Éditions de l’Épi (p. 79--).

III

CLODIUS ET POMPEIA

 César avait alors trente-sept ans. Ses efforts dans la politique ne l’avaient point porté aussi haut qu’il eût voulu, mais les immenses libéralités consenties au peuple lui assuraient une situation électorale de premier plan. Le Grand Pontife était élu par le peuple. Sylla avait annulé cette règle, mais Labiénus l’avait rétablie. César quêta donc les suffrages et répandit des sommes énormes que lui avançait Atticus, le banquier. Le Sénat fit campagne contre lui. Certes, les fonctions du Grand Pontife n’avaient plus l’importance des siècles précédents, car la plèbe devenait lentement incroyante, mais c’était un titre remarquable tout de même. Logé à la Régia, près des Vestales, toujours révérées par le peuple romain, le Grand Pontife disposait d’une autorité religieuse encore écoutée et magnifique. Le Sénat dut enfin se déclarer vaincu. César fut élu. Les accusations de Caton ne l’avaient donc pas atteint et d’ailleurs on commençait à se demander si Catilina et ses amis avaient été aussi noirs que l’affirmait Cicéron.

Mais ce qui tendit plus encore les rapports de César et du patriciat, qui le regardait réussir avec souci, ce fut l’élection de César à la Préture, au début de 692. Dès lors, Pompée, qui avait flatté le peuple en faisant construire un théâtre, plusieurs temples et des monuments publics comme la Curie, sentit en César un adversaire redoutable. Il cessa de flatter la masse et évolua vers le Sénat. César s’affirma aussitôt, par opposition, nettement démagogue, et la lutte commença, sournoise et lente, entre ces deux chefs, qui ne devaient toutefois se déclarer officiellement ennemis qu’après le passage du Rubicon.

César disposait, depuis qu’il était Grand Pontife, de sommes considérables. Elles constituaient les bénéfices de sa charge. Il les faisait distribuer au peuple. Il fallait des capitaux immenses pour satisfaire la population en offrant à chaque citoyen une somme appréciable ou une quantité de blé utilisable. Deux cent quatre-vingt mille personnes en effet, bénéficiaient alors des distributions gratuites… Après Pharsale, César, qui avait passé sa vie à étendre ces dons, s’occupa activement à réduire le nombre de ceux qui touchaient gratuitement, mais il ne put faire qu’il y eût jamais moins de cent cinquante mille bénéficiaires. Sous les empereurs, le nombre tripla.

### Énoncé
D’après la section du document, pourquoi les fonctions de Grand Pontife avaient-elles perdu de leur importance ? Et pourquoi restaient-elles malgré tout un titre remarquable ?

### Entrées fournies
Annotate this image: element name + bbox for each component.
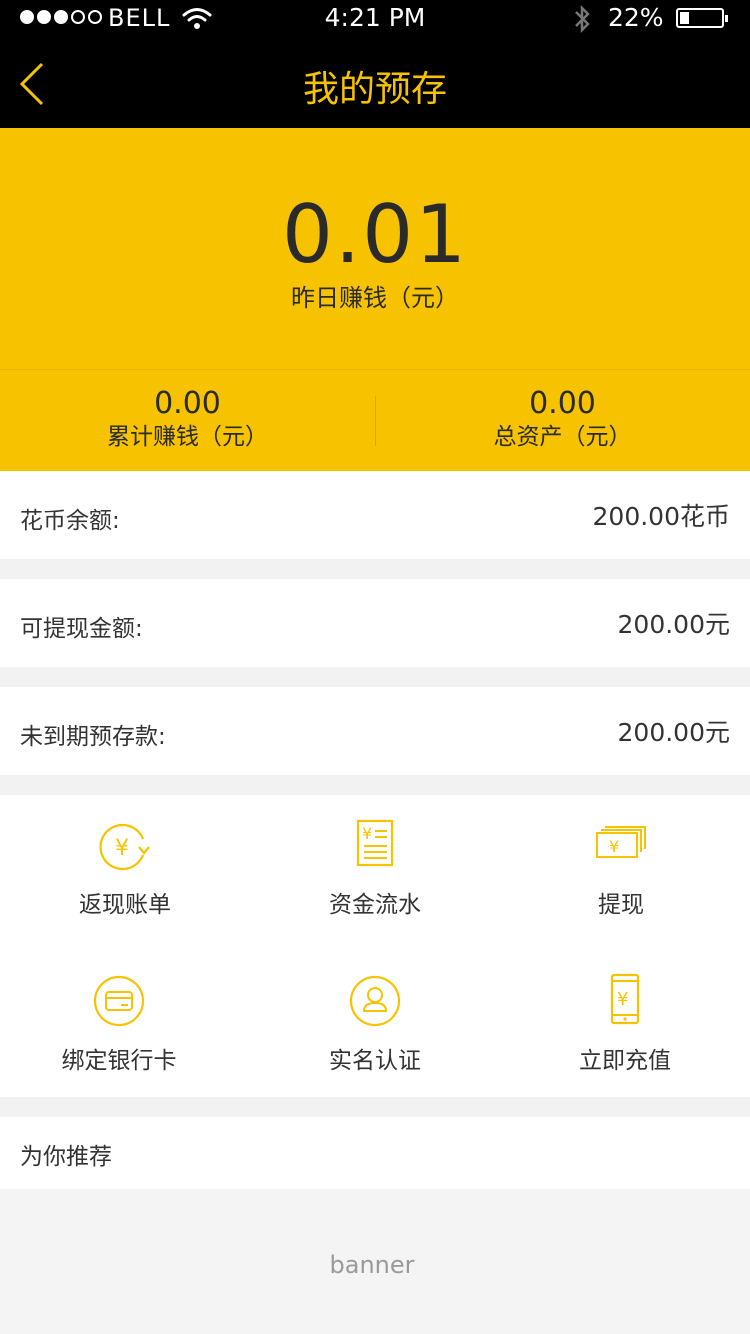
battery-level — [680, 12, 689, 24]
banner-placeholder-text: banner — [329, 1251, 415, 1279]
svg-text:¥: ¥ — [115, 836, 129, 861]
battery-percent: 22% — [608, 3, 664, 32]
total-assets: 0.00 总资产（元） — [375, 386, 750, 452]
svg-text:¥: ¥ — [362, 824, 372, 843]
withdrawable-amount-row: 可提现金额: 200.00元 — [0, 579, 750, 667]
battery-icon — [676, 8, 728, 28]
status-bar: BELL 4:21 PM 22% — [0, 0, 750, 40]
total-earned-label: 累计赚钱（元） — [107, 424, 268, 450]
promo-banner[interactable]: banner — [0, 1189, 750, 1334]
summary-divider — [0, 369, 750, 370]
row-label: 未到期预存款: — [20, 724, 166, 750]
recommend-title: 为你推荐 — [20, 1144, 112, 1170]
svg-text:¥: ¥ — [609, 837, 619, 856]
yesterday-earnings-label: 昨日赚钱（元） — [291, 284, 459, 312]
total-earned-value: 0.00 — [154, 386, 221, 421]
nav-bar: 我的预存 — [0, 40, 750, 128]
recommend-header: 为你推荐 — [0, 1117, 750, 1189]
row-label: 可提现金额: — [20, 616, 143, 642]
page-title: 我的预存 — [302, 69, 447, 110]
user-verify-icon — [345, 973, 405, 1033]
battery-nub — [725, 15, 728, 22]
withdraw-button[interactable]: ¥ 提现 — [496, 817, 746, 919]
action-label: 绑定银行卡 — [61, 1048, 177, 1074]
row-value: 200.00花币 — [592, 502, 730, 531]
cashback-icon: ¥ — [95, 817, 155, 877]
total-assets-value: 0.00 — [529, 386, 596, 421]
flower-coin-balance-row: 花币余额: 200.00花币 — [0, 471, 750, 559]
unexpired-deposit-row: 未到期预存款: 200.00元 — [0, 687, 750, 775]
bluetooth-icon — [572, 4, 592, 38]
bind-bank-card-button[interactable]: 绑定银行卡 — [0, 973, 244, 1075]
action-grid: ¥ 返现账单 ¥ 资金流水 ¥ 提现 绑定银行卡 实名认证 ¥ 立即充值 — [0, 795, 750, 1097]
fund-flow-button[interactable]: ¥ 资金流水 — [250, 817, 500, 919]
row-label: 花币余额: — [20, 508, 120, 534]
withdraw-cash-icon: ¥ — [591, 817, 651, 877]
action-label: 实名认证 — [329, 1048, 421, 1074]
total-assets-label: 总资产（元） — [493, 424, 632, 450]
bank-card-icon — [89, 973, 149, 1033]
svg-text:¥: ¥ — [617, 989, 628, 1010]
row-value: 200.00元 — [617, 718, 730, 747]
yesterday-earnings-value: 0.01 — [281, 188, 469, 281]
earnings-summary: 0.01 昨日赚钱（元） 0.00 累计赚钱（元） 0.00 总资产（元） — [0, 128, 750, 471]
ledger-icon: ¥ — [345, 817, 405, 877]
phone-recharge-icon: ¥ — [595, 973, 655, 1033]
total-earned: 0.00 累计赚钱（元） — [0, 386, 375, 452]
cashback-bill-button[interactable]: ¥ 返现账单 — [0, 817, 250, 919]
row-value: 200.00元 — [617, 610, 730, 639]
action-label: 提现 — [598, 892, 644, 918]
action-label: 返现账单 — [79, 892, 171, 918]
action-label: 立即充值 — [579, 1048, 671, 1074]
real-name-verify-button[interactable]: 实名认证 — [250, 973, 500, 1075]
action-label: 资金流水 — [329, 892, 421, 918]
recharge-now-button[interactable]: ¥ 立即充值 — [500, 973, 750, 1075]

### Réponse rédigée
Elles avaient perdu de leur importance parce que la plèbe devenait lentement incroyante. Le titre restait pourtant remarquable parce que le Grand Pontife, logé à la Régia près des Vestales, toujours révérées par le peuple romain, disposait d’une autorité religieuse encore écoutée et magnifique.